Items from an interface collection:

= = = =

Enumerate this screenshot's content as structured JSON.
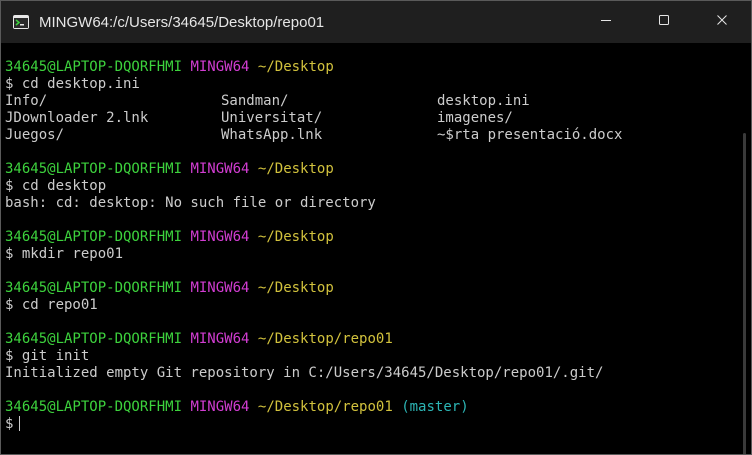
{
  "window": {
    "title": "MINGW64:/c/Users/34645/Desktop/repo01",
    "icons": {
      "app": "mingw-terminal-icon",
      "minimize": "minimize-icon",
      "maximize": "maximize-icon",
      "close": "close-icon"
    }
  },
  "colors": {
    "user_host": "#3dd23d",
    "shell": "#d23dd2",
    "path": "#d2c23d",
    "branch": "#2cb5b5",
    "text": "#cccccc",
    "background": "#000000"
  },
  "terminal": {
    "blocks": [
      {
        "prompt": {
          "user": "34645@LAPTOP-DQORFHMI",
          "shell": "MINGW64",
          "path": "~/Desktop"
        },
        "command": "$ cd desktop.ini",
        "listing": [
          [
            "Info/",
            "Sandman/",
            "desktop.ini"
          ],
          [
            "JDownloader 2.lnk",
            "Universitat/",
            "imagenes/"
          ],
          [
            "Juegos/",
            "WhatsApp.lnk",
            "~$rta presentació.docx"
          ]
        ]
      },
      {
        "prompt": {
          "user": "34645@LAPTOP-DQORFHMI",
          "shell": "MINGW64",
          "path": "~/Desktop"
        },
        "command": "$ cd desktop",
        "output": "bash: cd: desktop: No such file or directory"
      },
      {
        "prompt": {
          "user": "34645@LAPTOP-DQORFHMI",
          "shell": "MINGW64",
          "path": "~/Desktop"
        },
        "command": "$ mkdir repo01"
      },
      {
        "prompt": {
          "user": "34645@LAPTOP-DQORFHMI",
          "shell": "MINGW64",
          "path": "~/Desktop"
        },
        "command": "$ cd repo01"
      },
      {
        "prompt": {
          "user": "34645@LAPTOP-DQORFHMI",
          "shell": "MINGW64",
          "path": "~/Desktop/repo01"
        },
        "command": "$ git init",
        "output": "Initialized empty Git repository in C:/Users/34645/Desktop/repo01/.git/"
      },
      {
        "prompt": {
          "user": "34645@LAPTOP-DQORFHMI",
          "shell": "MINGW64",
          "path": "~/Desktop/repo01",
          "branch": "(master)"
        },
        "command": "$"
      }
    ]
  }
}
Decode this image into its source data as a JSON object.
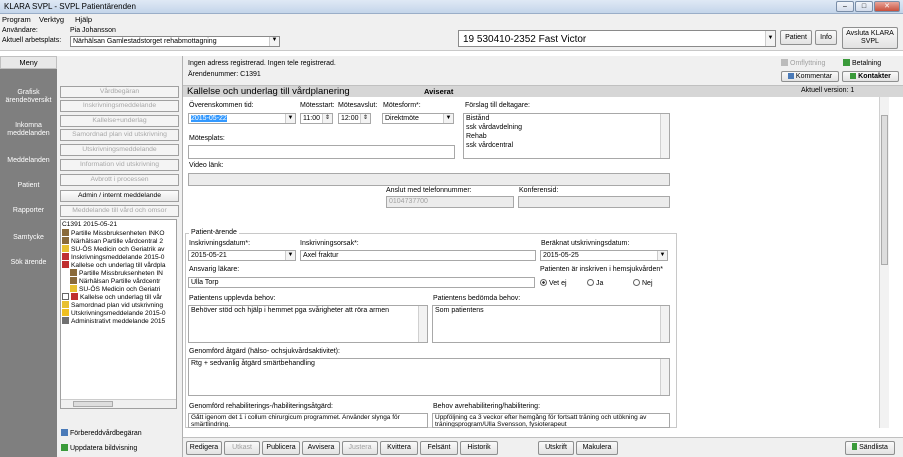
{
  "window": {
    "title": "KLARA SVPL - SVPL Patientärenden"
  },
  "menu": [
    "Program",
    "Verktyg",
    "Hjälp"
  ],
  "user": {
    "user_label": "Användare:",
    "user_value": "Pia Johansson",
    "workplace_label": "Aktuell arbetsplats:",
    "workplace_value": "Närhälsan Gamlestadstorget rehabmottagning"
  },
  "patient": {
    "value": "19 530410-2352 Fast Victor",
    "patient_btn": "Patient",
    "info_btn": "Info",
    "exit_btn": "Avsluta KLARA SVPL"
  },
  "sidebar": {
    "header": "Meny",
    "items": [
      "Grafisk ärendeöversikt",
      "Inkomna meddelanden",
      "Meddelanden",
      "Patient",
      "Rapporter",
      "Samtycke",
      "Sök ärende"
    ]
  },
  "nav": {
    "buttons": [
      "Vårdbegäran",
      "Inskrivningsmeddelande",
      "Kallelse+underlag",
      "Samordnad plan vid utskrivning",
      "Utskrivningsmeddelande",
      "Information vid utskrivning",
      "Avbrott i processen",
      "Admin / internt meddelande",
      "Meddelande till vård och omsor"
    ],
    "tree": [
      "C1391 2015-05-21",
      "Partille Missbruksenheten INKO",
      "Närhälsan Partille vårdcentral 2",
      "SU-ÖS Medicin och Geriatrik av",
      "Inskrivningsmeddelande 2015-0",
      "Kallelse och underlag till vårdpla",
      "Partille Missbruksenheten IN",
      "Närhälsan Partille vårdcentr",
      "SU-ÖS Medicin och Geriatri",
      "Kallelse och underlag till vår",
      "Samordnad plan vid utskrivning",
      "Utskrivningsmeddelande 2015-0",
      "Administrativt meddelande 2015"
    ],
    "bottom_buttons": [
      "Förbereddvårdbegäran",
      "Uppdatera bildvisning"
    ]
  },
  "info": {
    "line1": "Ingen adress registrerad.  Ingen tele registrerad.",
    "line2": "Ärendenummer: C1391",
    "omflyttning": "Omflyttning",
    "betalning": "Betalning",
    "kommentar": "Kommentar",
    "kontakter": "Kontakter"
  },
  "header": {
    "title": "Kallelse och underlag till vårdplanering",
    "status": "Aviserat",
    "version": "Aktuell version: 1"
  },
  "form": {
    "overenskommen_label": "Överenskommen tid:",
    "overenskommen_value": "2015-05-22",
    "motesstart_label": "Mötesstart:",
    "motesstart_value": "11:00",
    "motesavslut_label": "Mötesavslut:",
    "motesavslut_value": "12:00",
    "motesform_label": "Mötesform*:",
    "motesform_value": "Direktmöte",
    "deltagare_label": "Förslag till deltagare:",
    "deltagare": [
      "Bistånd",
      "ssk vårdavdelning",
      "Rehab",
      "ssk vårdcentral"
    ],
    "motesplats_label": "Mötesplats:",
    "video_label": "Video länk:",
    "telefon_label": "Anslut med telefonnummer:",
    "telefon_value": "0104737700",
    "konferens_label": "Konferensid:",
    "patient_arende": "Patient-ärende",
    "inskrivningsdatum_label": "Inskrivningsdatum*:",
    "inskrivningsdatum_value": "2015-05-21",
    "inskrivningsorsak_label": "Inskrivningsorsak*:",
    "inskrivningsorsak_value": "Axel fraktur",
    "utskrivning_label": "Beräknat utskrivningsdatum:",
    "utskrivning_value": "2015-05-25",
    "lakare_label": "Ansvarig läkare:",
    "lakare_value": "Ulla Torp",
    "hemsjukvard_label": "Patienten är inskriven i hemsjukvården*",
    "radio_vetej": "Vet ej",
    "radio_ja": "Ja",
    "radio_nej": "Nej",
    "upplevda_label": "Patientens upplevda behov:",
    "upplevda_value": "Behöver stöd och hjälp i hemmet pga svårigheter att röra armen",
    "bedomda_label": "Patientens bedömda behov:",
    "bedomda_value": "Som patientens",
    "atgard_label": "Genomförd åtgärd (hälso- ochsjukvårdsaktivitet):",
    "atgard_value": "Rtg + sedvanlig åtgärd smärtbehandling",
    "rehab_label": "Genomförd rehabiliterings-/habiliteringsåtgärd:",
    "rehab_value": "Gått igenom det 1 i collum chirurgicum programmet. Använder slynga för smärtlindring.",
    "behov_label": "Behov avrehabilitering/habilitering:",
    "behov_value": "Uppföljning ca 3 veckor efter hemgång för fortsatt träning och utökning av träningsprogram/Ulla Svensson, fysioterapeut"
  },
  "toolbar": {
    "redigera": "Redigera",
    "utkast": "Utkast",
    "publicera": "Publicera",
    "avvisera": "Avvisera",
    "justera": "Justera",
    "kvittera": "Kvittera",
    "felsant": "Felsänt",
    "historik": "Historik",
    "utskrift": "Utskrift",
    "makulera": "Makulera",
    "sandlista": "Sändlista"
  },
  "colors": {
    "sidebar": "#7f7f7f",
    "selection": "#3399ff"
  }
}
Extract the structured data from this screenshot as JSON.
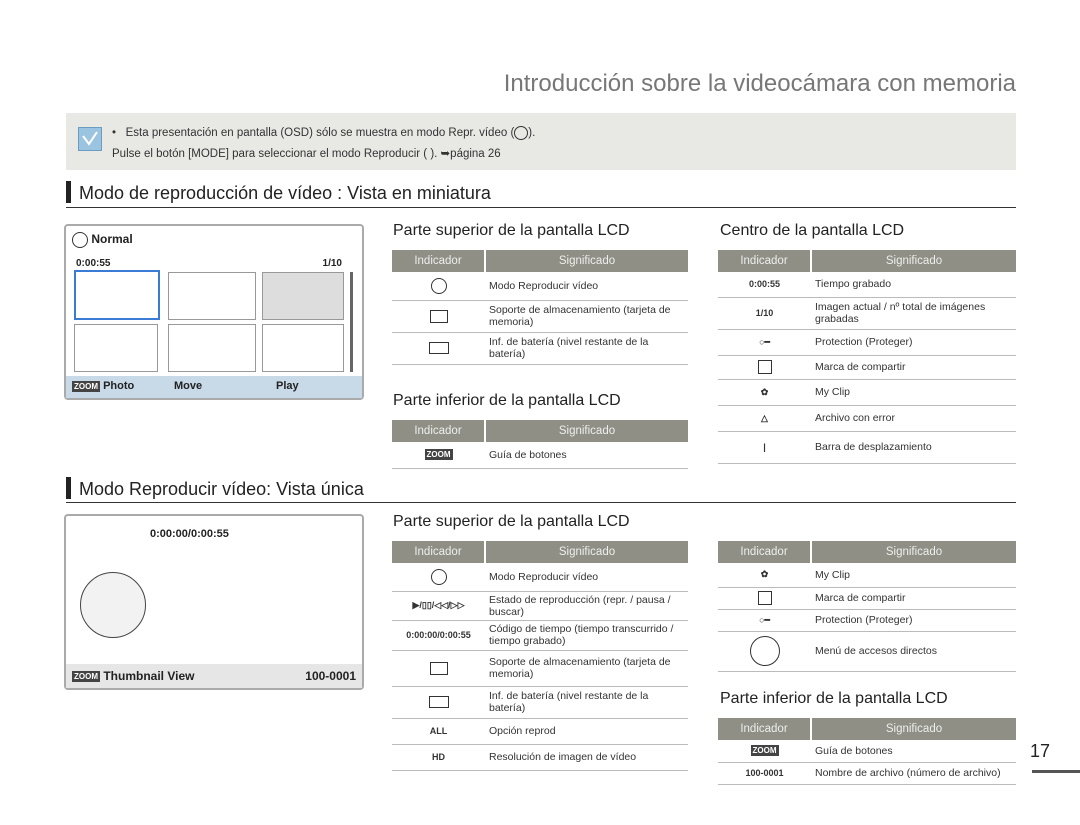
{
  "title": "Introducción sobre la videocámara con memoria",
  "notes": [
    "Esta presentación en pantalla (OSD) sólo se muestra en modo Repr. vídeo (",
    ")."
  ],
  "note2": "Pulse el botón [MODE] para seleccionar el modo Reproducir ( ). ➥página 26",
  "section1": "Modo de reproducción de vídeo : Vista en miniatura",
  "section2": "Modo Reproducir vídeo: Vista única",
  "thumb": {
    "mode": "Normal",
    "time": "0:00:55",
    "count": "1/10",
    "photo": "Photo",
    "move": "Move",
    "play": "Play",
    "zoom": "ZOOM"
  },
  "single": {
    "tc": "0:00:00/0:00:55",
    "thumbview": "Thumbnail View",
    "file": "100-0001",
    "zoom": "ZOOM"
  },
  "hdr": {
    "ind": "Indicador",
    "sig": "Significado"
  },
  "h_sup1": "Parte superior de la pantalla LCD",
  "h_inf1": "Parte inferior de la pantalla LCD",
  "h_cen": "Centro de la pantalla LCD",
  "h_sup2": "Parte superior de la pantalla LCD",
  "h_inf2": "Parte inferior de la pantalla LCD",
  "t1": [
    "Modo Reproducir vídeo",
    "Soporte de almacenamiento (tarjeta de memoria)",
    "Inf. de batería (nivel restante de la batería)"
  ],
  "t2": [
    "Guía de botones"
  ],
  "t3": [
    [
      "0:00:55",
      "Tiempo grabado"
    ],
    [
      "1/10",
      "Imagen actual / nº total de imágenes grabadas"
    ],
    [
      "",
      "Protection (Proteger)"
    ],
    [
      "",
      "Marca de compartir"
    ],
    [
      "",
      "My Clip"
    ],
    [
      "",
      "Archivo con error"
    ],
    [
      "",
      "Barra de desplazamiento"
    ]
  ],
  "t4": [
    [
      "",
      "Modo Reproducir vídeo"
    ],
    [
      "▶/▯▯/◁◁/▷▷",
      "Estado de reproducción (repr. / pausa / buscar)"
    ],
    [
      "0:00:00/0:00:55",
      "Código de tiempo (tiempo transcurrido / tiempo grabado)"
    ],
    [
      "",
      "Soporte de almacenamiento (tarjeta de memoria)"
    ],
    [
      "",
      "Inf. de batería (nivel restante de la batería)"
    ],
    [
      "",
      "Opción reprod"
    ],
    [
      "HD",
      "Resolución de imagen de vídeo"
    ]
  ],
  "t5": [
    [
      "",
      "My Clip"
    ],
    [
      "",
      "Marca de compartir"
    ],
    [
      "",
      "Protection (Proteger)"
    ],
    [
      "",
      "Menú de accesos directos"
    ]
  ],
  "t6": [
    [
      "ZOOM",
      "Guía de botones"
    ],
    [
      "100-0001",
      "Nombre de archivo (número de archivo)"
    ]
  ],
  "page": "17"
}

= = = =

- THE PROBLEM:
The answer must be every line of the records that holds the string "title".

- WRITTEN ANSWER:
    "title": "MINGW64:/c/Users/34645/Desktop/repo01",
    "title": "KLARA SVPL - SVPL Patientärenden"
    "title": "Kallelse och underlag till vårdplanering",
  "title": "Introducción sobre la videocámara con memoria",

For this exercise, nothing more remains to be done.